**Given exercise**
Gather from the material every line that contains the string "hàng".

**Information shown**
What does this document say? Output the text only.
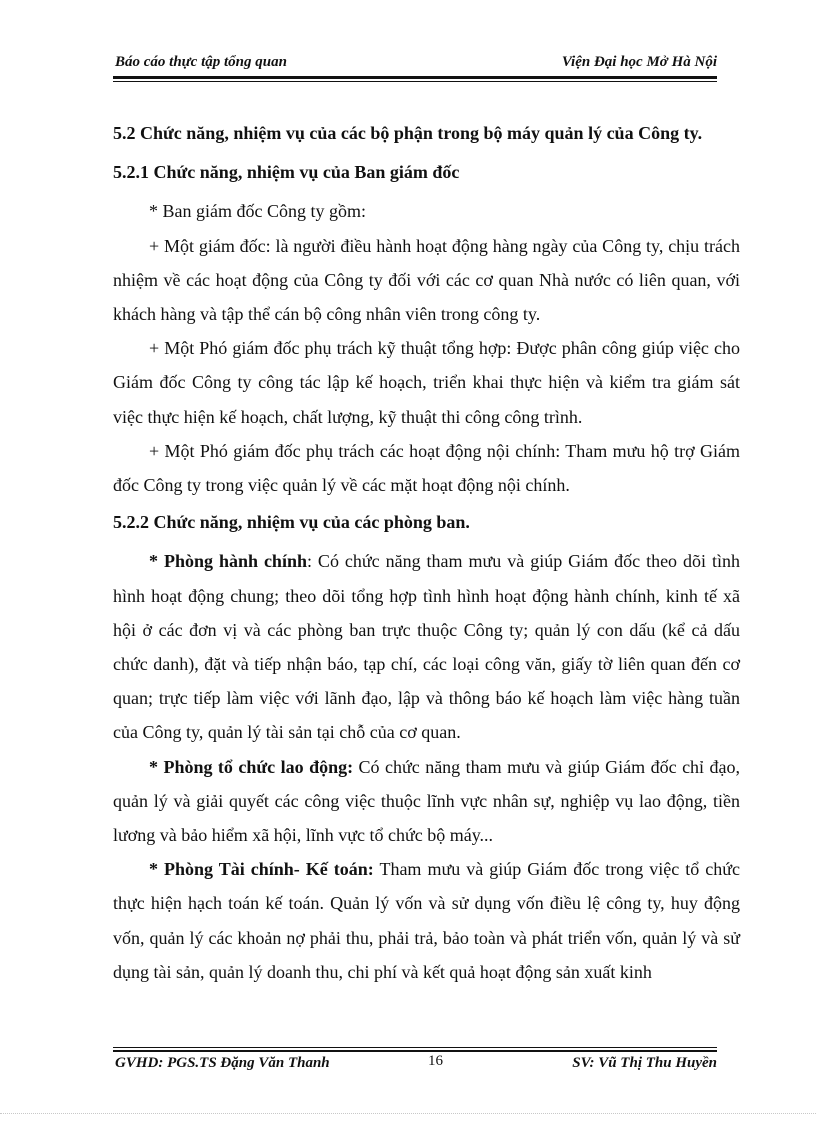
Báo cáo thực tập tổng quan	Viện Đại học Mở Hà Nội

5.2 Chức năng, nhiệm vụ của các bộ phận trong bộ máy quản lý của Công ty.

5.2.1 Chức năng, nhiệm vụ của Ban giám đốc

* Ban giám đốc Công ty gồm:

+ Một giám đốc: là người điều hành hoạt động hàng ngày của Công ty, chịu trách nhiệm về các hoạt động của Công ty đối với các cơ quan Nhà nước có liên quan, với khách hàng và tập thể cán bộ công nhân viên trong công ty.

+ Một Phó giám đốc phụ trách kỹ thuật tổng hợp: Được phân công giúp việc cho Giám đốc Công ty công tác lập kế hoạch, triển khai thực hiện và kiểm tra giám sát việc thực hiện kế hoạch, chất lượng, kỹ thuật thi công công trình.

+ Một Phó giám đốc phụ trách các hoạt động nội chính: Tham mưu hộ trợ Giám đốc Công ty trong việc quản lý về các mặt hoạt động nội chính.

5.2.2 Chức năng, nhiệm vụ của các phòng ban.

* Phòng hành chính: Có chức năng tham mưu và giúp Giám đốc theo dõi tình hình hoạt động chung; theo dõi tổng hợp tình hình hoạt động hành chính, kinh tế xã hội ở các đơn vị và các phòng ban trực thuộc Công ty; quản lý con dấu (kể cả dấu chức danh), đặt và tiếp nhận báo, tạp chí, các loại công văn, giấy tờ liên quan đến cơ quan; trực tiếp làm việc với lãnh đạo, lập và thông báo kế hoạch làm việc hàng tuần của Công ty, quản lý tài sản tại chỗ của cơ quan.

* Phòng tổ chức lao động: Có chức năng tham mưu và giúp Giám đốc chỉ đạo, quản lý và giải quyết các công việc thuộc lĩnh vực nhân sự, nghiệp vụ lao động, tiền lương và bảo hiểm xã hội, lĩnh vực tổ chức bộ máy...

* Phòng Tài chính- Kế toán: Tham mưu và giúp Giám đốc trong việc tổ chức thực hiện hạch toán kế toán. Quản lý vốn và sử dụng vốn điều lệ công ty, huy động vốn, quản lý các khoản nợ phải thu, phải trả, bảo toàn và phát triển vốn, quản lý và sử dụng tài sản, quản lý doanh thu, chi phí và kết quả hoạt động sản xuất kinh

GVHD: PGS.TS Đặng Văn Thanh	16	SV: Vũ Thị Thu Huyền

**Reply to the task**
+ Một giám đốc: là người điều hành hoạt động hàng ngày của Công ty, chịu trách nhiệm về các hoạt động của Công ty đối với các cơ quan Nhà nước có liên quan, với khách hàng và tập thể cán bộ công nhân viên trong công ty.
* Phòng hành chính: Có chức năng tham mưu và giúp Giám đốc theo dõi tình hình hoạt động chung; theo dõi tổng hợp tình hình hoạt động hành chính, kinh tế xã hội ở các đơn vị và các phòng ban trực thuộc Công ty; quản lý con dấu (kể cả dấu chức danh), đặt và tiếp nhận báo, tạp chí, các loại công văn, giấy tờ liên quan đến cơ quan; trực tiếp làm việc với lãnh đạo, lập và thông báo kế hoạch làm việc hàng tuần của Công ty, quản lý tài sản tại chỗ của cơ quan.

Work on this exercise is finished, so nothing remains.